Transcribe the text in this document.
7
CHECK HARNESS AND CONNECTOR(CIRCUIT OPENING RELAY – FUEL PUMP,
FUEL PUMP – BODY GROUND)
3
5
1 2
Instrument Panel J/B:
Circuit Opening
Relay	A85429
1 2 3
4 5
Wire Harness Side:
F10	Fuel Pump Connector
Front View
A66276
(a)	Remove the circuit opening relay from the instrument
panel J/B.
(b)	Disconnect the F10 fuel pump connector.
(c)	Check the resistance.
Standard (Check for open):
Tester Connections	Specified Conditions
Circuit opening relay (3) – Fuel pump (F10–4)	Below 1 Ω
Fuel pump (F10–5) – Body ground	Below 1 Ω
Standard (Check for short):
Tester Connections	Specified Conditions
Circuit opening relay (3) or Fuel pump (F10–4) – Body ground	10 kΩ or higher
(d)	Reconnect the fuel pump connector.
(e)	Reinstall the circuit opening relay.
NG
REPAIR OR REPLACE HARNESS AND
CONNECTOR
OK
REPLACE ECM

* [TASK PROMPT] Copy each line of the data above without altering a single character.

* [FINISHED TASK]
Transcribe the text in this document.
7
CHECK HARNESS AND CONNECTOR(CIRCUIT OPENING RELAY – FUEL PUMP,
FUEL PUMP – BODY GROUND)
3
5
1 2
Instrument Panel J/B:
Circuit Opening
Relay	A85429
1 2 3
4 5
Wire Harness Side:
F10	Fuel Pump Connector
Front View
A66276
(a)	Remove the circuit opening relay from the instrument
panel J/B.
(b)	Disconnect the F10 fuel pump connector.
(c)	Check the resistance.
Standard (Check for open):
Tester Connections	Specified Conditions
Circuit opening relay (3) – Fuel pump (F10–4)	Below 1 Ω
Fuel pump (F10–5) – Body ground	Below 1 Ω
Standard (Check for short):
Tester Connections	Specified Conditions
Circuit opening relay (3) or Fuel pump (F10–4) – Body ground	10 kΩ or higher
(d)	Reconnect the fuel pump connector.
(e)	Reinstall the circuit opening relay.
NG
REPAIR OR REPLACE HARNESS AND
CONNECTOR
OK
REPLACE ECM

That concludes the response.